:: Problem to work on ::
Retype the material that follows, keeping every word as it is.

= = =

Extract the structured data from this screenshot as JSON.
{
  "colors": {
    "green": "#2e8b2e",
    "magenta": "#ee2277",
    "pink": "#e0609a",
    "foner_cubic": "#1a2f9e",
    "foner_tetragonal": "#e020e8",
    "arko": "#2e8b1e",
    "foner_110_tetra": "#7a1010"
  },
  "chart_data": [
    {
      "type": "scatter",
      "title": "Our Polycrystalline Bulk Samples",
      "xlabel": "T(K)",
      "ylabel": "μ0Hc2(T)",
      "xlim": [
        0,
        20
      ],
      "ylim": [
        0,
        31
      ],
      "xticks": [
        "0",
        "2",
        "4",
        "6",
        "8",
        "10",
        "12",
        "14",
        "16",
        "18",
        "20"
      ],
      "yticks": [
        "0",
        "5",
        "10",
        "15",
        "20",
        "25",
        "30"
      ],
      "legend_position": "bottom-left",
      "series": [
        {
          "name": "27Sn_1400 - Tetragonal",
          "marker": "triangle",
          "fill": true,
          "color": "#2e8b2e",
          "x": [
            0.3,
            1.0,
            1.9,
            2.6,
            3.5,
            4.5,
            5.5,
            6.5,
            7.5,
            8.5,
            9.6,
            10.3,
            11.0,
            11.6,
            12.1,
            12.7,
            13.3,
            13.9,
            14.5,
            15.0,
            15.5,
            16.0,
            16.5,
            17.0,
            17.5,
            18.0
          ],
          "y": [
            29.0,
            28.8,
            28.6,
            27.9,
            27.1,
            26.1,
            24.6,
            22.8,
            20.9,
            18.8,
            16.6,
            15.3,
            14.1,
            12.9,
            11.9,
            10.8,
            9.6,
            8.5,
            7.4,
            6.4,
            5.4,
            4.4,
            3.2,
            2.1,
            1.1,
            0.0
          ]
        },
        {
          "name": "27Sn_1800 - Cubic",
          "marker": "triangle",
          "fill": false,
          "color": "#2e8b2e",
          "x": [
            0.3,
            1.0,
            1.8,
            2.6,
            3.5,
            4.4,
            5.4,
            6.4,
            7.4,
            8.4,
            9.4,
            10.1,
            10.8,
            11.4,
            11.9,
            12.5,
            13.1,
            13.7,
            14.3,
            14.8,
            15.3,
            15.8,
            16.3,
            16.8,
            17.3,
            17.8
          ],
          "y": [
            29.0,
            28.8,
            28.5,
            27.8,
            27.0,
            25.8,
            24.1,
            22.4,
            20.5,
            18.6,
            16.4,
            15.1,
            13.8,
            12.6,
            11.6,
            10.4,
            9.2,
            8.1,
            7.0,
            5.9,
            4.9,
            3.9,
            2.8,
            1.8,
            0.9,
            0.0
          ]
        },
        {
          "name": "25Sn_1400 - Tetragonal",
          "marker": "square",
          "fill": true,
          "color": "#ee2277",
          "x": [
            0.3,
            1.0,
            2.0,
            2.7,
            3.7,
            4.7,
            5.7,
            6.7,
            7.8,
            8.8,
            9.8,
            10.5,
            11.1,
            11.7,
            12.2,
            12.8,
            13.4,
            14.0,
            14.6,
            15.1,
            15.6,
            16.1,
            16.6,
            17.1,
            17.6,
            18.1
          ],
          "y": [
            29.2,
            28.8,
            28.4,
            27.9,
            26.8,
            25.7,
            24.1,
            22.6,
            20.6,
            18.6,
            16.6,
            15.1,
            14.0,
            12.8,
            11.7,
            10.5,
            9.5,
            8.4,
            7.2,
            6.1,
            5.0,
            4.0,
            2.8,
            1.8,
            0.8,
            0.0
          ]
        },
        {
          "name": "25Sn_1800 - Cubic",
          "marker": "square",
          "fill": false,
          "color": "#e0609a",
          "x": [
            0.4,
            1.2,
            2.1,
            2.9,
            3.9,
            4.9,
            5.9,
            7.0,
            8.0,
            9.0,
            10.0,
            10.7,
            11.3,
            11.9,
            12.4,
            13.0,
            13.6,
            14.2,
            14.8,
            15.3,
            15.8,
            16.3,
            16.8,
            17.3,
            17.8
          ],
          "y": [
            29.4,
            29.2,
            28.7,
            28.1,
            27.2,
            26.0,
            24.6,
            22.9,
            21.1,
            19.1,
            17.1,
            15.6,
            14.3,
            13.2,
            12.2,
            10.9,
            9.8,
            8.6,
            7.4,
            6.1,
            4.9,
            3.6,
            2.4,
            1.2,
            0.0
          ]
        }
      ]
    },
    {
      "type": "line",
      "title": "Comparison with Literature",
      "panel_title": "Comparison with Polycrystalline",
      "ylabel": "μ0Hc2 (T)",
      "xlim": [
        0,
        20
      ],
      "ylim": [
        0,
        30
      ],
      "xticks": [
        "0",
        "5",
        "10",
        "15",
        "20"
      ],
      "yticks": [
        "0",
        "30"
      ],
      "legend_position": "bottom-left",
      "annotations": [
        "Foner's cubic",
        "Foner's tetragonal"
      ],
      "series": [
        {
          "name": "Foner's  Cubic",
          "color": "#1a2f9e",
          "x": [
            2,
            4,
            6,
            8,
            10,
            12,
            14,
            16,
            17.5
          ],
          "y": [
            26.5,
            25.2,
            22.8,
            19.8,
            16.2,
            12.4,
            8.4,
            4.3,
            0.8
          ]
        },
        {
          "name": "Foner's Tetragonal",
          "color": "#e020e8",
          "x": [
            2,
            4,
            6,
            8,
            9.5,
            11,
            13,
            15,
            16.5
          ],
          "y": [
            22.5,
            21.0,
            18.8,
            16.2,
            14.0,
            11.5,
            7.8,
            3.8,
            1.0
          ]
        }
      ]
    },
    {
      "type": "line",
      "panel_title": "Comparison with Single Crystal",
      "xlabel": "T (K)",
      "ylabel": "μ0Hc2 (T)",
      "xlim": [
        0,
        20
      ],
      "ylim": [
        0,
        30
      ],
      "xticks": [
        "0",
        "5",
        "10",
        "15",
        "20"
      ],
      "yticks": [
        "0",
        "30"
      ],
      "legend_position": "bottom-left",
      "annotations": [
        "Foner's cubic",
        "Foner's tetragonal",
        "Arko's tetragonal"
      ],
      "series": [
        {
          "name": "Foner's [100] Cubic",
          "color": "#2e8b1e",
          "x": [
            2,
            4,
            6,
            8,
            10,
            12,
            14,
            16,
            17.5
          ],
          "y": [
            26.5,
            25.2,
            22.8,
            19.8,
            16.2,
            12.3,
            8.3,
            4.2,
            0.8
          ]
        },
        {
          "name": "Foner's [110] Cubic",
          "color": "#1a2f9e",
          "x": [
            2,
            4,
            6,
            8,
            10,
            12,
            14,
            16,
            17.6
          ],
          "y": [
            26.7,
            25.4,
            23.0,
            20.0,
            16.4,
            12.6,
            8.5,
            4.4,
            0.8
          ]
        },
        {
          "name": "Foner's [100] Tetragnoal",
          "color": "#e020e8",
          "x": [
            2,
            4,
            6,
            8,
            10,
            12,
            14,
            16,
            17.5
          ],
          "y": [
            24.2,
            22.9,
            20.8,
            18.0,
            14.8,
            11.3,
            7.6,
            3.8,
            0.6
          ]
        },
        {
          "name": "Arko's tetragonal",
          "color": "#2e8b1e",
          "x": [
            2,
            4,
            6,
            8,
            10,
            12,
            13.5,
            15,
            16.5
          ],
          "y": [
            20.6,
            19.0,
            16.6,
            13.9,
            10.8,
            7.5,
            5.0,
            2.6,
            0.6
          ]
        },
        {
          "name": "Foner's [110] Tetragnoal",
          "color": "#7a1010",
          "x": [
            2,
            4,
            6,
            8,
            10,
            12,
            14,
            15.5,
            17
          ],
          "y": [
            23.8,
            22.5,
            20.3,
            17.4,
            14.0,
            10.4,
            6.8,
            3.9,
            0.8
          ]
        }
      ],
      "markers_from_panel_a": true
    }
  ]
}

= = =

:: Task answer ::
Extract the structured data from this screenshot as JSON.
{
  "colors": {
    "green": "#2e8b2e",
    "magenta": "#ee2277",
    "pink": "#e0609a",
    "foner_cubic": "#1a2f9e",
    "foner_tetragonal": "#e020e8",
    "arko": "#2e8b1e",
    "foner_110_tetra": "#7a1010"
  },
  "chart_data": [
    {
      "type": "scatter",
      "title": "Our Polycrystalline Bulk Samples",
      "xlabel": "T(K)",
      "ylabel": "μ0Hc2(T)",
      "xlim": [
        0,
        20
      ],
      "ylim": [
        0,
        31
      ],
      "xticks": [
        "0",
        "2",
        "4",
        "6",
        "8",
        "10",
        "12",
        "14",
        "16",
        "18",
        "20"
      ],
      "yticks": [
        "0",
        "5",
        "10",
        "15",
        "20",
        "25",
        "30"
      ],
      "legend_position": "bottom-left",
      "series": [
        {
          "name": "27Sn_1400 - Tetragonal",
          "marker": "triangle",
          "fill": true,
          "color": "#2e8b2e",
          "x": [
            0.3,
            1.0,
            1.9,
            2.6,
            3.5,
            4.5,
            5.5,
            6.5,
            7.5,
            8.5,
            9.6,
            10.3,
            11.0,
            11.6,
            12.1,
            12.7,
            13.3,
            13.9,
            14.5,
            15.0,
            15.5,
            16.0,
            16.5,
            17.0,
            17.5,
            18.0
          ],
          "y": [
            29.0,
            28.8,
            28.6,
            27.9,
            27.1,
            26.1,
            24.6,
            22.8,
            20.9,
            18.8,
            16.6,
            15.3,
            14.1,
            12.9,
            11.9,
            10.8,
            9.6,
            8.5,
            7.4,
            6.4,
            5.4,
            4.4,
            3.2,
            2.1,
            1.1,
            0.0
          ]
        },
        {
          "name": "27Sn_1800 - Cubic",
          "marker": "triangle",
          "fill": false,
          "color": "#2e8b2e",
          "x": [
            0.3,
            1.0,
            1.8,
            2.6,
            3.5,
            4.4,
            5.4,
            6.4,
            7.4,
            8.4,
            9.4,
            10.1,
            10.8,
            11.4,
            11.9,
            12.5,
            13.1,
            13.7,
            14.3,
            14.8,
            15.3,
            15.8,
            16.3,
            16.8,
            17.3,
            17.8
          ],
          "y": [
            29.0,
            28.8,
            28.5,
            27.8,
            27.0,
            25.8,
            24.1,
            22.4,
            20.5,
            18.6,
            16.4,
            15.1,
            13.8,
            12.6,
            11.6,
            10.4,
            9.2,
            8.1,
            7.0,
            5.9,
            4.9,
            3.9,
            2.8,
            1.8,
            0.9,
            0.0
          ]
        },
        {
          "name": "25Sn_1400 - Tetragonal",
          "marker": "square",
          "fill": true,
          "color": "#ee2277",
          "x": [
            0.3,
            1.0,
            2.0,
            2.7,
            3.7,
            4.7,
            5.7,
            6.7,
            7.8,
            8.8,
            9.8,
            10.5,
            11.1,
            11.7,
            12.2,
            12.8,
            13.4,
            14.0,
            14.6,
            15.1,
            15.6,
            16.1,
            16.6,
            17.1,
            17.6,
            18.1
          ],
          "y": [
            29.2,
            28.8,
            28.4,
            27.9,
            26.8,
            25.7,
            24.1,
            22.6,
            20.6,
            18.6,
            16.6,
            15.1,
            14.0,
            12.8,
            11.7,
            10.5,
            9.5,
            8.4,
            7.2,
            6.1,
            5.0,
            4.0,
            2.8,
            1.8,
            0.8,
            0.0
          ]
        },
        {
          "name": "25Sn_1800 - Cubic",
          "marker": "square",
          "fill": false,
          "color": "#e0609a",
          "x": [
            0.4,
            1.2,
            2.1,
            2.9,
            3.9,
            4.9,
            5.9,
            7.0,
            8.0,
            9.0,
            10.0,
            10.7,
            11.3,
            11.9,
            12.4,
            13.0,
            13.6,
            14.2,
            14.8,
            15.3,
            15.8,
            16.3,
            16.8,
            17.3,
            17.8
          ],
          "y": [
            29.4,
            29.2,
            28.7,
            28.1,
            27.2,
            26.0,
            24.6,
            22.9,
            21.1,
            19.1,
            17.1,
            15.6,
            14.3,
            13.2,
            12.2,
            10.9,
            9.8,
            8.6,
            7.4,
            6.1,
            4.9,
            3.6,
            2.4,
            1.2,
            0.0
          ]
        }
      ]
    },
    {
      "type": "line",
      "title": "Comparison with Literature",
      "panel_title": "Comparison with Polycrystalline",
      "ylabel": "μ0Hc2 (T)",
      "xlim": [
        0,
        20
      ],
      "ylim": [
        0,
        30
      ],
      "xticks": [
        "0",
        "5",
        "10",
        "15",
        "20"
      ],
      "yticks": [
        "0",
        "30"
      ],
      "legend_position": "bottom-left",
      "annotations": [
        "Foner's cubic",
        "Foner's tetragonal"
      ],
      "series": [
        {
          "name": "Foner's  Cubic",
          "color": "#1a2f9e",
          "x": [
            2,
            4,
            6,
            8,
            10,
            12,
            14,
            16,
            17.5
          ],
          "y": [
            26.5,
            25.2,
            22.8,
            19.8,
            16.2,
            12.4,
            8.4,
            4.3,
            0.8
          ]
        },
        {
          "name": "Foner's Tetragonal",
          "color": "#e020e8",
          "x": [
            2,
            4,
            6,
            8,
            9.5,
            11,
            13,
            15,
            16.5
          ],
          "y": [
            22.5,
            21.0,
            18.8,
            16.2,
            14.0,
            11.5,
            7.8,
            3.8,
            1.0
          ]
        }
      ]
    },
    {
      "type": "line",
      "panel_title": "Comparison with Single Crystal",
      "xlabel": "T (K)",
      "ylabel": "μ0Hc2 (T)",
      "xlim": [
        0,
        20
      ],
      "ylim": [
        0,
        30
      ],
      "xticks": [
        "0",
        "5",
        "10",
        "15",
        "20"
      ],
      "yticks": [
        "0",
        "30"
      ],
      "legend_position": "bottom-left",
      "annotations": [
        "Foner's cubic",
        "Foner's tetragonal",
        "Arko's tetragonal"
      ],
      "series": [
        {
          "name": "Foner's [100] Cubic",
          "color": "#2e8b1e",
          "x": [
            2,
            4,
            6,
            8,
            10,
            12,
            14,
            16,
            17.5
          ],
          "y": [
            26.5,
            25.2,
            22.8,
            19.8,
            16.2,
            12.3,
            8.3,
            4.2,
            0.8
          ]
        },
        {
          "name": "Foner's [110] Cubic",
          "color": "#1a2f9e",
          "x": [
            2,
            4,
            6,
            8,
            10,
            12,
            14,
            16,
            17.6
          ],
          "y": [
            26.7,
            25.4,
            23.0,
            20.0,
            16.4,
            12.6,
            8.5,
            4.4,
            0.8
          ]
        },
        {
          "name": "Foner's [100] Tetragnoal",
          "color": "#e020e8",
          "x": [
            2,
            4,
            6,
            8,
            10,
            12,
            14,
            16,
            17.5
          ],
          "y": [
            24.2,
            22.9,
            20.8,
            18.0,
            14.8,
            11.3,
            7.6,
            3.8,
            0.6
          ]
        },
        {
          "name": "Arko's tetragonal",
          "color": "#2e8b1e",
          "x": [
            2,
            4,
            6,
            8,
            10,
            12,
            13.5,
            15,
            16.5
          ],
          "y": [
            20.6,
            19.0,
            16.6,
            13.9,
            10.8,
            7.5,
            5.0,
            2.6,
            0.6
          ]
        },
        {
          "name": "Foner's [110] Tetragnoal",
          "color": "#7a1010",
          "x": [
            2,
            4,
            6,
            8,
            10,
            12,
            14,
            15.5,
            17
          ],
          "y": [
            23.8,
            22.5,
            20.3,
            17.4,
            14.0,
            10.4,
            6.8,
            3.9,
            0.8
          ]
        }
      ],
      "markers_from_panel_a": true
    }
  ]
}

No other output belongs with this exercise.